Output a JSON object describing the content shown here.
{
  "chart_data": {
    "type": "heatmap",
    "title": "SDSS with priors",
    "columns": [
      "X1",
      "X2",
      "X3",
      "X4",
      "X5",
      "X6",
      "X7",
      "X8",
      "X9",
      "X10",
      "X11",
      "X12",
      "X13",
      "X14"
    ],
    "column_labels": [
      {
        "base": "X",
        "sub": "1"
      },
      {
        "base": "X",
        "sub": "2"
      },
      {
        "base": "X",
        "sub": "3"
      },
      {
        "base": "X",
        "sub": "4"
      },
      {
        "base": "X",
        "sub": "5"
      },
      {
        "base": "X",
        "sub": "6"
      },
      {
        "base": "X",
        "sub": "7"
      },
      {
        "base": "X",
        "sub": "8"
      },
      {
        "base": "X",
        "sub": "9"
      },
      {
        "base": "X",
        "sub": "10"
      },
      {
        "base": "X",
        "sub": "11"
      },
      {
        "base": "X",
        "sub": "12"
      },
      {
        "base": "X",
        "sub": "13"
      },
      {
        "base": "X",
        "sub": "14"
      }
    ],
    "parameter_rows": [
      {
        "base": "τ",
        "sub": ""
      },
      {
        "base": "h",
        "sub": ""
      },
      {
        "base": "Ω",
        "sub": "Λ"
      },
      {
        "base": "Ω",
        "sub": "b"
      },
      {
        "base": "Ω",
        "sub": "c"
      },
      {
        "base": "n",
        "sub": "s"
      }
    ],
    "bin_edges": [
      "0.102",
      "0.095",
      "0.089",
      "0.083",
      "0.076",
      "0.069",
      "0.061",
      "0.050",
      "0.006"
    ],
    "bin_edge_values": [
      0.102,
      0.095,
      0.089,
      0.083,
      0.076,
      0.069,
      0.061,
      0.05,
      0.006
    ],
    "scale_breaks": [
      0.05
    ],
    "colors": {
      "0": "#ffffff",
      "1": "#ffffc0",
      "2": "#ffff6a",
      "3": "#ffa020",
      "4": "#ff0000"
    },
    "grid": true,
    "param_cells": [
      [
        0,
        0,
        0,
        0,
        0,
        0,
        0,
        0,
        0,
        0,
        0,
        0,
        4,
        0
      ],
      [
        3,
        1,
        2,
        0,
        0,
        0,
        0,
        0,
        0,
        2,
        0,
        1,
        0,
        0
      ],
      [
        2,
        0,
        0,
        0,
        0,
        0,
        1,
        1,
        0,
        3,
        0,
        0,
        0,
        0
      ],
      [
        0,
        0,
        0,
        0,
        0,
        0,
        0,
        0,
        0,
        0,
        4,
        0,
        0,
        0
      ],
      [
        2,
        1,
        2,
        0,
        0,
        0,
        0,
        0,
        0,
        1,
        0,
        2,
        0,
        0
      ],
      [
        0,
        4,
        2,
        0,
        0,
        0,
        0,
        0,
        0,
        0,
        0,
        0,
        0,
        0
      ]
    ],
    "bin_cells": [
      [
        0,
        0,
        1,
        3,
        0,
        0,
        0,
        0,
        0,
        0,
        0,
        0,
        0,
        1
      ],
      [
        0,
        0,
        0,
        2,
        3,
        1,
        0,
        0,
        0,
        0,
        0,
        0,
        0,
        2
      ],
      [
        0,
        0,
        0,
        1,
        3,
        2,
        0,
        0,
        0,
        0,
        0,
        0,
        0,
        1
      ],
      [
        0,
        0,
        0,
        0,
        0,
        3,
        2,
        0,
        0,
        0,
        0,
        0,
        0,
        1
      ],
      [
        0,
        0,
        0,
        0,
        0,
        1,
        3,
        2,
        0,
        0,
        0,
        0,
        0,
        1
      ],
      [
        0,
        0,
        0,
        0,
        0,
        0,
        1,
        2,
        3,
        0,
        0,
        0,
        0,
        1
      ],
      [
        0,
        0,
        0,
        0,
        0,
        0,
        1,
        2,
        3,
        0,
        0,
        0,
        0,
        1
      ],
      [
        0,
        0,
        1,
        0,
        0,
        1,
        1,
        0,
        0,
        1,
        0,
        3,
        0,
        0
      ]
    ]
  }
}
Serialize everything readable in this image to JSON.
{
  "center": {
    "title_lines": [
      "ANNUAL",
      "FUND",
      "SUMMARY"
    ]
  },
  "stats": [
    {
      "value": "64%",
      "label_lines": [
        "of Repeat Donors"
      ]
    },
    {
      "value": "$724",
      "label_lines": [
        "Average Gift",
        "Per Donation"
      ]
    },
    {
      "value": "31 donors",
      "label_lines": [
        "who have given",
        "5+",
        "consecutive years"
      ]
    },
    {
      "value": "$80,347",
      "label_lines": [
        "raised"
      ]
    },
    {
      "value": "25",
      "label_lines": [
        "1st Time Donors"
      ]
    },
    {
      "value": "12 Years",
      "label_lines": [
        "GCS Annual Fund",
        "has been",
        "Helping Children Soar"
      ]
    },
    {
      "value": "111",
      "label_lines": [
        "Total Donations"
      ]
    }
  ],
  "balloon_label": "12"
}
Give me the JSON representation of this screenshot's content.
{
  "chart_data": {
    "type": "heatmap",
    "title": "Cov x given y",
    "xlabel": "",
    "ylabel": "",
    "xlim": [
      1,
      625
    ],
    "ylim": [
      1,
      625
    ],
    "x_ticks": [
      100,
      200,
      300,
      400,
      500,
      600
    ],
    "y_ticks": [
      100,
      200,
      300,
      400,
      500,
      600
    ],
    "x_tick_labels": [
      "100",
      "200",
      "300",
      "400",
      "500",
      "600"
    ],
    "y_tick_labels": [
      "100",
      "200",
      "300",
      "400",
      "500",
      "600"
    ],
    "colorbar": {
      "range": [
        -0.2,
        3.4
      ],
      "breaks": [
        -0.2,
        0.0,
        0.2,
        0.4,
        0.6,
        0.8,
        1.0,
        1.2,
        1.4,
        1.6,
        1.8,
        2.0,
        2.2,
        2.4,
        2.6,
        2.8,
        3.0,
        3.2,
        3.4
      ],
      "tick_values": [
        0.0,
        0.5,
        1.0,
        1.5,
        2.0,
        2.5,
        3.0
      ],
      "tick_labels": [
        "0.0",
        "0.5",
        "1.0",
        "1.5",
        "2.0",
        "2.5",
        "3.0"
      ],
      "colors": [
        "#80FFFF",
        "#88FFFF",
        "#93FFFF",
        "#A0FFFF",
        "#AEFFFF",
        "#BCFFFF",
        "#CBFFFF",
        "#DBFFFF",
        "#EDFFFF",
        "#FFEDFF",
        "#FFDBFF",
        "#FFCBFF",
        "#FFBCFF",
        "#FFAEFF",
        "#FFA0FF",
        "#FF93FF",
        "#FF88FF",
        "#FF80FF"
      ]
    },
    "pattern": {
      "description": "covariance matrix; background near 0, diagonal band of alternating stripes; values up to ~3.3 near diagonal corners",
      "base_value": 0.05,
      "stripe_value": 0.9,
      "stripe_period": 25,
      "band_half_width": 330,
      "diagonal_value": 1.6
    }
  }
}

* * * * * * *

• **INSTRUCTION**
Report how many lines of the listing hold the string "this", giving only the number.

• **REPLY TO THE TASK**
2